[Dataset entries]
▼▼▼

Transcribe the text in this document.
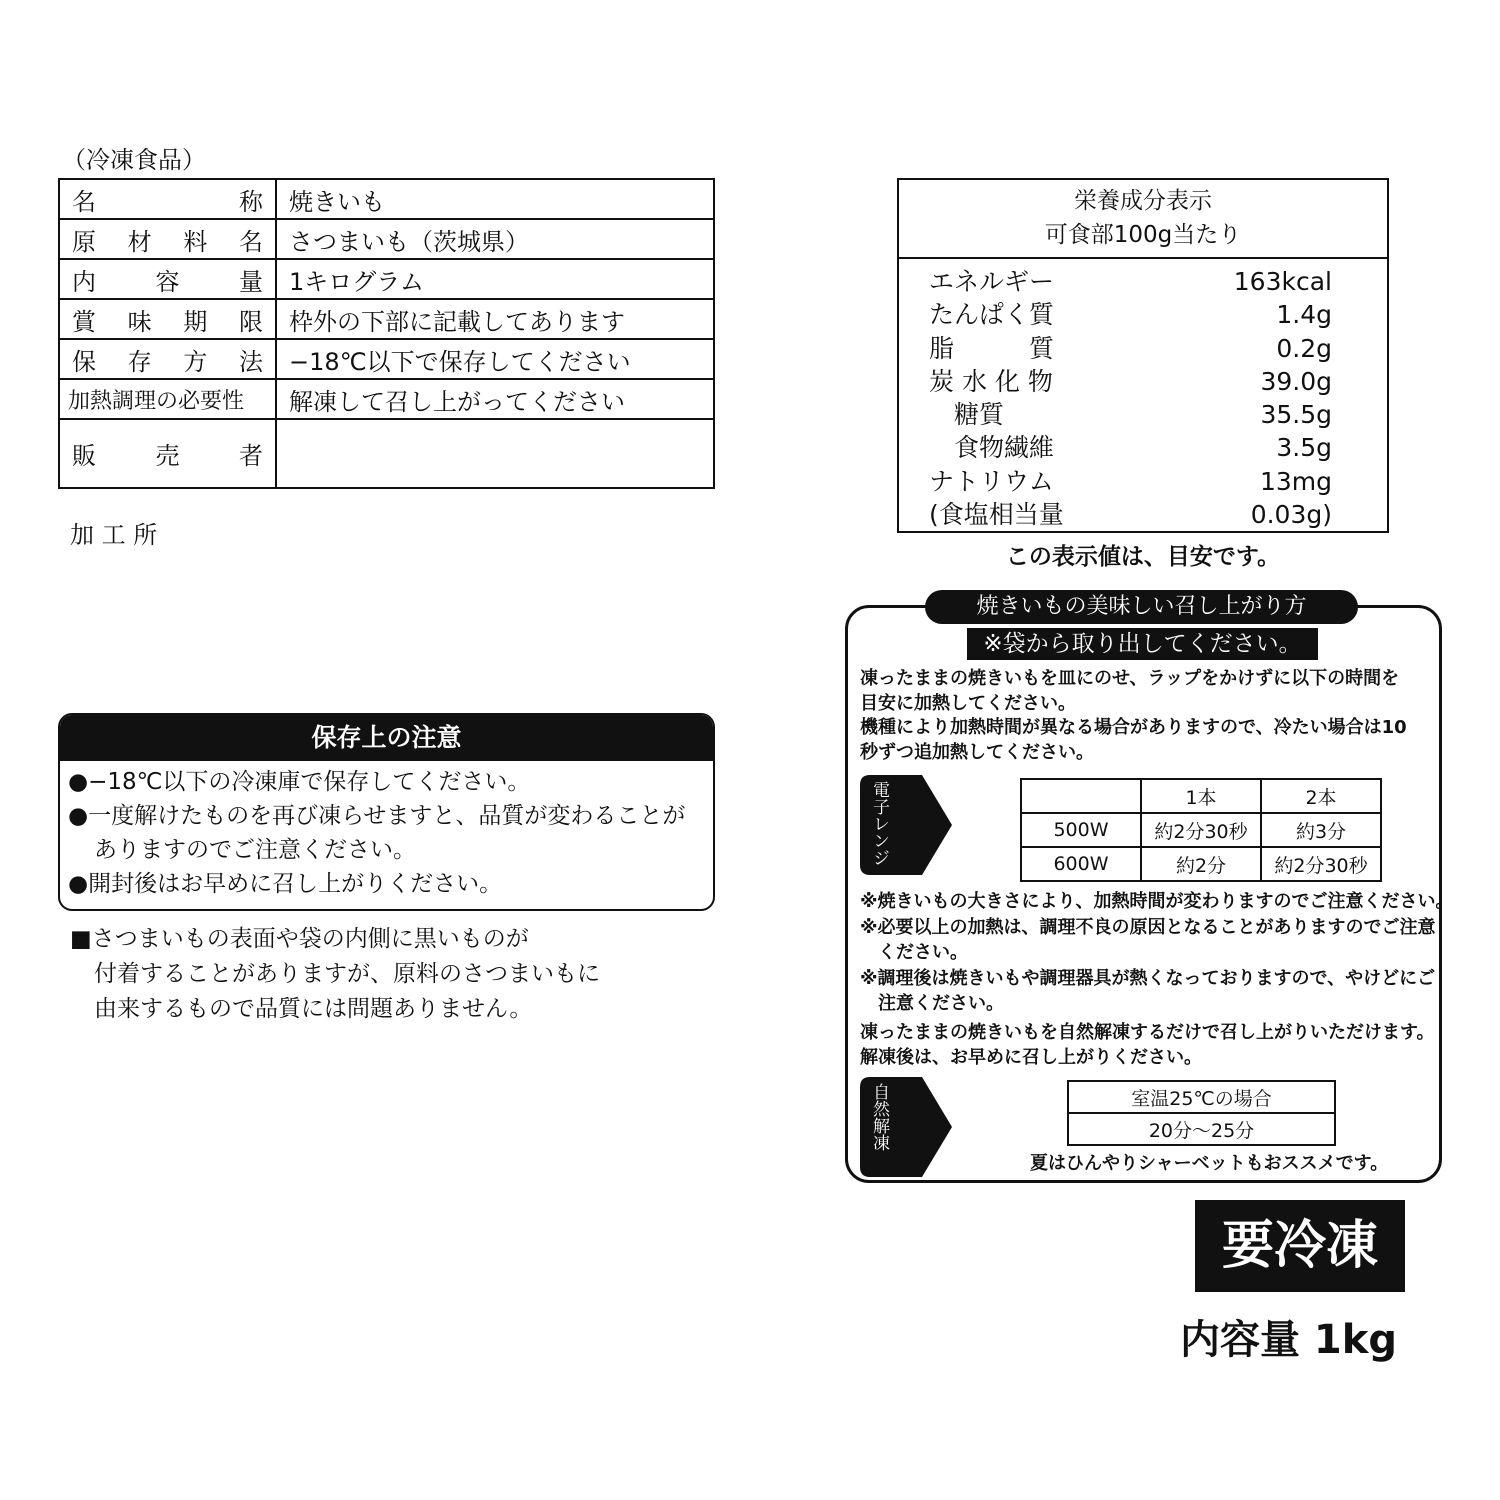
（冷凍食品）
名称	焼きいも
原材料名	さつまいも（茨城県）
内容量	1キログラム
賞味期限	枠外の下部に記載してあります
保存方法	−18℃以下で保存してください
加熱調理の必要性	解凍して召し上がってください
販売者	
加 工 所
保存上の注意
●−18℃以下の冷凍庫で保存してください。
●一度解けたものを再び凍らせますと、品質が変わることがありますのでご注意ください。
●開封後はお早めに召し上がりください。
■さつまいもの表面や袋の内側に黒いものが
付着することがありますが、原料のさつまいもに
由来するもので品質には問題ありません。
栄養成分表示
可食部100g当たり
エネルギー	163kcal
たんぱく質	1.4g
脂　　　質	0.2g
炭 水 化 物	39.0g
　糖質	35.5g
　食物繊維	3.5g
ナトリウム	13mg
(食塩相当量	0.03g)
この表示値は、目安です。
焼きいもの美味しい召し上がり方
※袋から取り出してください。
凍ったままの焼きいもを皿にのせ、ラップをかけずに以下の時間を
目安に加熱してください。
機種により加熱時間が異なる場合がありますので、冷たい場合は10
秒ずつ追加熱してください。
電子レンジ
		1本	2本
500W	約2分30秒	約3分
600W	約2分	約2分30秒
※焼きいもの大きさにより、加熱時間が変わりますのでご注意ください。
※必要以上の加熱は、調理不良の原因となることがありますのでご注意
　ください。
※調理後は焼きいもや調理器具が熱くなっておりますので、やけどにご
　注意ください。
凍ったままの焼きいもを自然解凍するだけで召し上がりいただけます。
解凍後は、お早めに召し上がりください。
自然解凍	室温25℃の場合
20分〜25分
夏はひんやりシャーベットもおススメです。
要冷凍
内容量 1kg
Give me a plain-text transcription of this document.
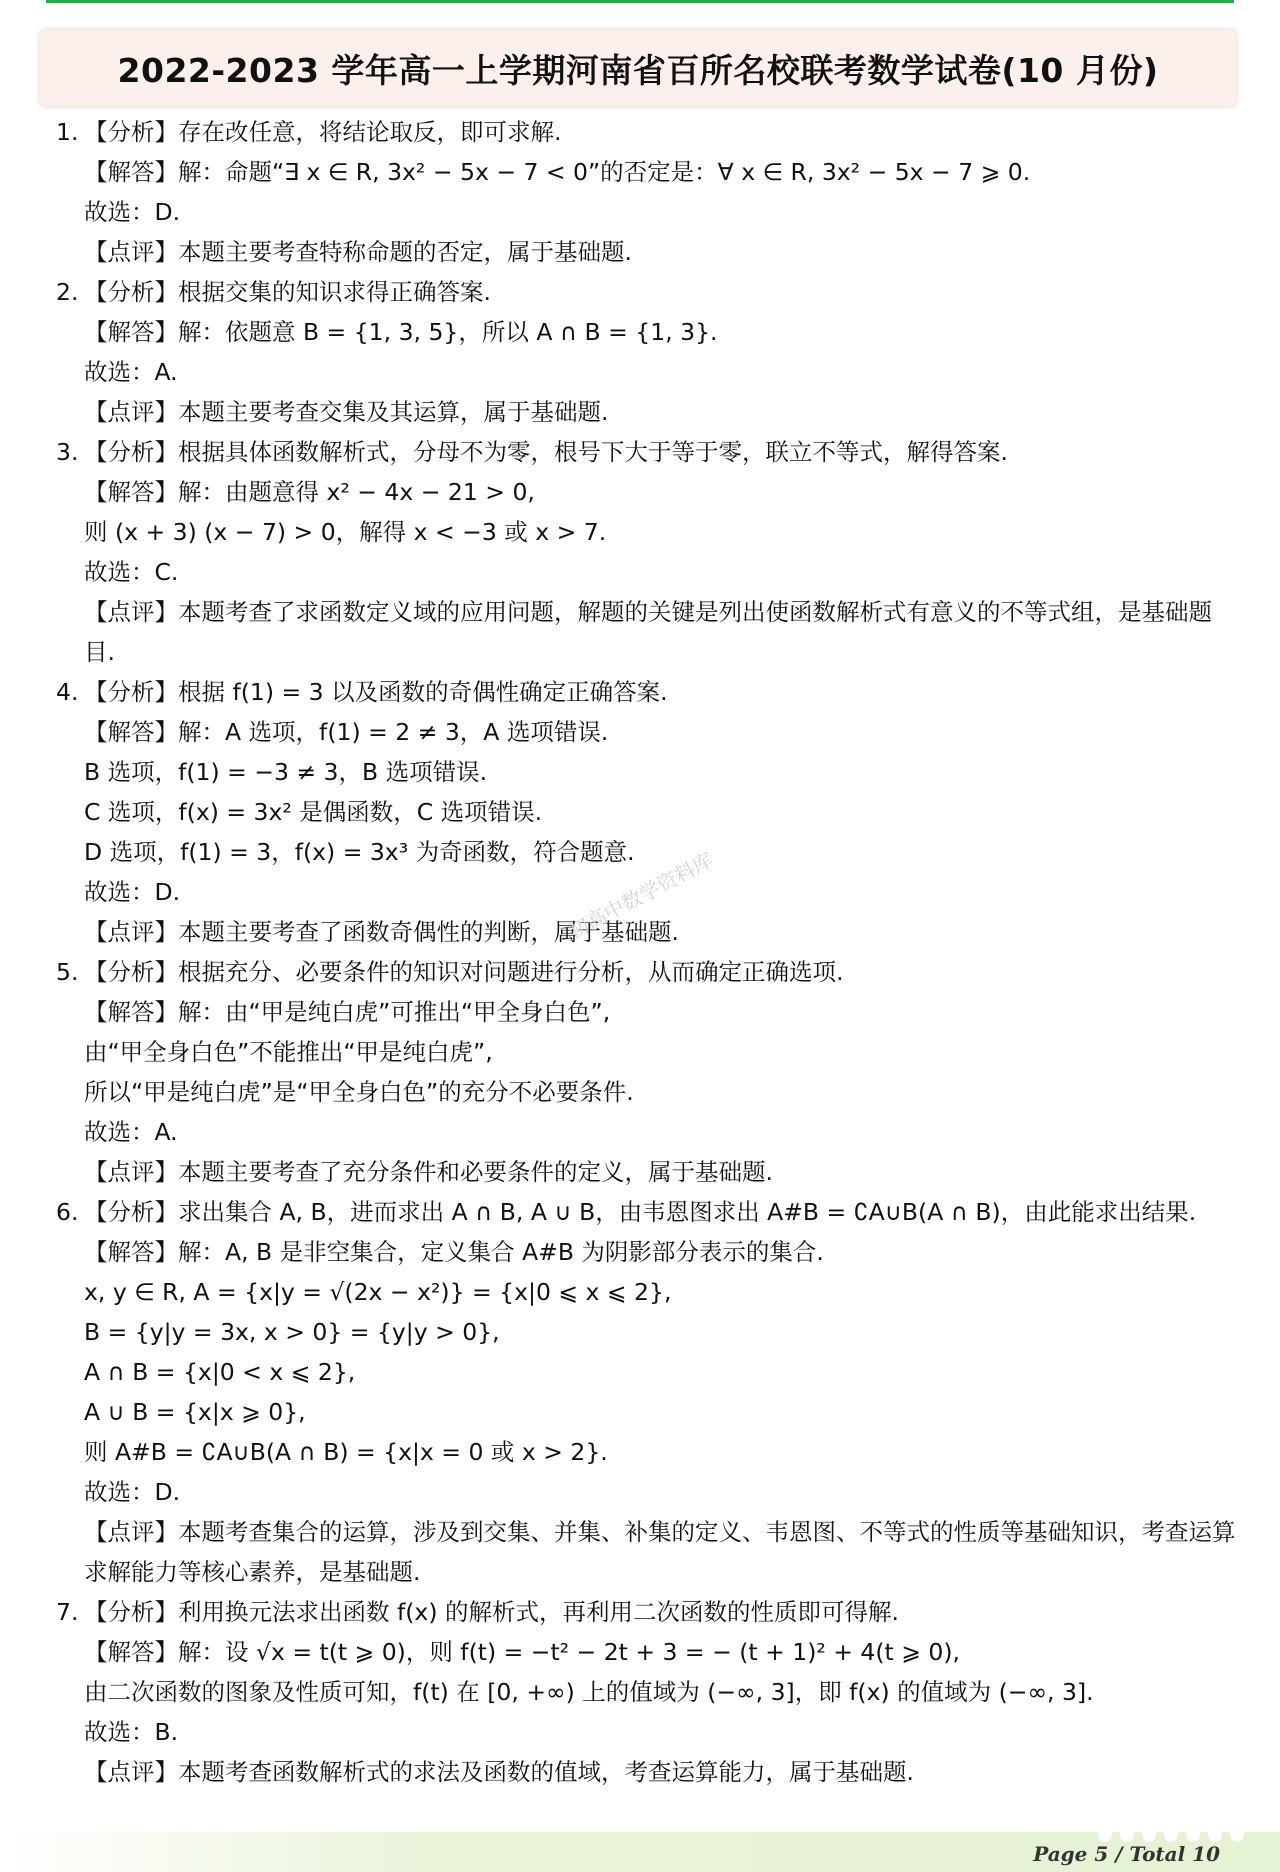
2022-2023 学年高一上学期河南省百所名校联考数学试卷(10 月份)
1. 【分析】存在改任意，将结论取反，即可求解.
【解答】解：命题“∃ x ∈ R, 3x² − 5x − 7 < 0”的否定是：∀ x ∈ R, 3x² − 5x − 7 ⩾ 0.
故选：D.
【点评】本题主要考查特称命题的否定，属于基础题.
2. 【分析】根据交集的知识求得正确答案.
【解答】解：依题意 B = {1, 3, 5}，所以 A ∩ B = {1, 3}.
故选：A.
【点评】本题主要考查交集及其运算，属于基础题.
3. 【分析】根据具体函数解析式，分母不为零，根号下大于等于零，联立不等式，解得答案.
【解答】解：由题意得 x² − 4x − 21 > 0,
则 (x + 3) (x − 7) > 0，解得 x < −3 或 x > 7.
故选：C.
【点评】本题考查了求函数定义域的应用问题，解题的关键是列出使函数解析式有意义的不等式组，是基础题目.
4. 【分析】根据 f(1) = 3 以及函数的奇偶性确定正确答案.
【解答】解：A 选项，f(1) = 2 ≠ 3，A 选项错误.
B 选项，f(1) = −3 ≠ 3，B 选项错误.
C 选项，f(x) = 3x² 是偶函数，C 选项错误.
D 选项，f(1) = 3，f(x) = 3x³ 为奇函数，符合题意.
故选：D.
【点评】本题主要考查了函数奇偶性的判断，属于基础题.
5. 【分析】根据充分、必要条件的知识对问题进行分析，从而确定正确选项.
【解答】解：由“甲是纯白虎”可推出“甲全身白色”,
由“甲全身白色”不能推出“甲是纯白虎”,
所以“甲是纯白虎”是“甲全身白色”的充分不必要条件.
故选：A.
【点评】本题主要考查了充分条件和必要条件的定义，属于基础题.
6. 【分析】求出集合 A, B，进而求出 A ∩ B, A ∪ B，由韦恩图求出 A#B = ∁A∪B(A ∩ B)，由此能求出结果.
【解答】解：A, B 是非空集合，定义集合 A#B 为阴影部分表示的集合.
x, y ∈ R, A = {x|y = √(2x − x²)} = {x|0 ⩽ x ⩽ 2},
B = {y|y = 3x, x > 0} = {y|y > 0},
A ∩ B = {x|0 < x ⩽ 2},
A ∪ B = {x|x ⩾ 0},
则 A#B = ∁A∪B(A ∩ B) = {x|x = 0 或 x > 2}.
故选：D.
【点评】本题考查集合的运算，涉及到交集、并集、补集的定义、韦恩图、不等式的性质等基础知识，考查运算求解能力等核心素养，是基础题.
7. 【分析】利用换元法求出函数 f(x) 的解析式，再利用二次函数的性质即可得解.
【解答】解：设 √x = t(t ⩾ 0)，则 f(t) = −t² − 2t + 3 = − (t + 1)² + 4(t ⩾ 0),
由二次函数的图象及性质可知，f(t) 在 [0, +∞) 上的值域为 (−∞, 3]，即 f(x) 的值域为 (−∞, 3].
故选：B.
【点评】本题考查函数解析式的求法及函数的值域，考查运算能力，属于基础题.
初高中数学资料库
Page 5 / Total 10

▲▲▲

Required work ▸
Make an exact copy of every record, pictures excluded.

Finished answer ▸
Transcribe the text in this document.
（冷凍食品）
名称	焼きいも
原材料名	さつまいも（茨城県）
内容量	1キログラム
賞味期限	枠外の下部に記載してあります
保存方法	−18℃以下で保存してください
加熱調理の必要性	解凍して召し上がってください
販売者	
加 工 所
保存上の注意
●−18℃以下の冷凍庫で保存してください。
●一度解けたものを再び凍らせますと、品質が変わることがありますのでご注意ください。
●開封後はお早めに召し上がりください。
■さつまいもの表面や袋の内側に黒いものが
付着することがありますが、原料のさつまいもに
由来するもので品質には問題ありません。
栄養成分表示
可食部100g当たり
エネルギー	163kcal
たんぱく質	1.4g
脂　　　質	0.2g
炭 水 化 物	39.0g
　糖質	35.5g
　食物繊維	3.5g
ナトリウム	13mg
(食塩相当量	0.03g)
この表示値は、目安です。
焼きいもの美味しい召し上がり方
※袋から取り出してください。
凍ったままの焼きいもを皿にのせ、ラップをかけずに以下の時間を
目安に加熱してください。
機種により加熱時間が異なる場合がありますので、冷たい場合は10
秒ずつ追加熱してください。
電子レンジ
		1本	2本
500W	約2分30秒	約3分
600W	約2分	約2分30秒
※焼きいもの大きさにより、加熱時間が変わりますのでご注意ください。
※必要以上の加熱は、調理不良の原因となることがありますのでご注意
　ください。
※調理後は焼きいもや調理器具が熱くなっておりますので、やけどにご
　注意ください。
凍ったままの焼きいもを自然解凍するだけで召し上がりいただけます。
解凍後は、お早めに召し上がりください。
自然解凍	室温25℃の場合
20分〜25分
夏はひんやりシャーベットもおススメです。
要冷凍
内容量 1kg
Give me a plain-text transcription of this document.
2022-2023 学年高一上学期河南省百所名校联考数学试卷(10 月份)
1. 【分析】存在改任意，将结论取反，即可求解.
【解答】解：命题“∃ x ∈ R, 3x² − 5x − 7 < 0”的否定是：∀ x ∈ R, 3x² − 5x − 7 ⩾ 0.
故选：D.
【点评】本题主要考查特称命题的否定，属于基础题.
2. 【分析】根据交集的知识求得正确答案.
【解答】解：依题意 B = {1, 3, 5}，所以 A ∩ B = {1, 3}.
故选：A.
【点评】本题主要考查交集及其运算，属于基础题.
3. 【分析】根据具体函数解析式，分母不为零，根号下大于等于零，联立不等式，解得答案.
【解答】解：由题意得 x² − 4x − 21 > 0,
则 (x + 3) (x − 7) > 0，解得 x < −3 或 x > 7.
故选：C.
【点评】本题考查了求函数定义域的应用问题，解题的关键是列出使函数解析式有意义的不等式组，是基础题目.
4. 【分析】根据 f(1) = 3 以及函数的奇偶性确定正确答案.
【解答】解：A 选项，f(1) = 2 ≠ 3，A 选项错误.
B 选项，f(1) = −3 ≠ 3，B 选项错误.
C 选项，f(x) = 3x² 是偶函数，C 选项错误.
D 选项，f(1) = 3，f(x) = 3x³ 为奇函数，符合题意.
故选：D.
【点评】本题主要考查了函数奇偶性的判断，属于基础题.
5. 【分析】根据充分、必要条件的知识对问题进行分析，从而确定正确选项.
【解答】解：由“甲是纯白虎”可推出“甲全身白色”,
由“甲全身白色”不能推出“甲是纯白虎”,
所以“甲是纯白虎”是“甲全身白色”的充分不必要条件.
故选：A.
【点评】本题主要考查了充分条件和必要条件的定义，属于基础题.
6. 【分析】求出集合 A, B，进而求出 A ∩ B, A ∪ B，由韦恩图求出 A#B = ∁A∪B(A ∩ B)，由此能求出结果.
【解答】解：A, B 是非空集合，定义集合 A#B 为阴影部分表示的集合.
x, y ∈ R, A = {x|y = √(2x − x²)} = {x|0 ⩽ x ⩽ 2},
B = {y|y = 3x, x > 0} = {y|y > 0},
A ∩ B = {x|0 < x ⩽ 2},
A ∪ B = {x|x ⩾ 0},
则 A#B = ∁A∪B(A ∩ B) = {x|x = 0 或 x > 2}.
故选：D.
【点评】本题考查集合的运算，涉及到交集、并集、补集的定义、韦恩图、不等式的性质等基础知识，考查运算求解能力等核心素养，是基础题.
7. 【分析】利用换元法求出函数 f(x) 的解析式，再利用二次函数的性质即可得解.
【解答】解：设 √x = t(t ⩾ 0)，则 f(t) = −t² − 2t + 3 = − (t + 1)² + 4(t ⩾ 0),
由二次函数的图象及性质可知，f(t) 在 [0, +∞) 上的值域为 (−∞, 3]，即 f(x) 的值域为 (−∞, 3].
故选：B.
【点评】本题考查函数解析式的求法及函数的值域，考查运算能力，属于基础题.
初高中数学资料库
Page 5 / Total 10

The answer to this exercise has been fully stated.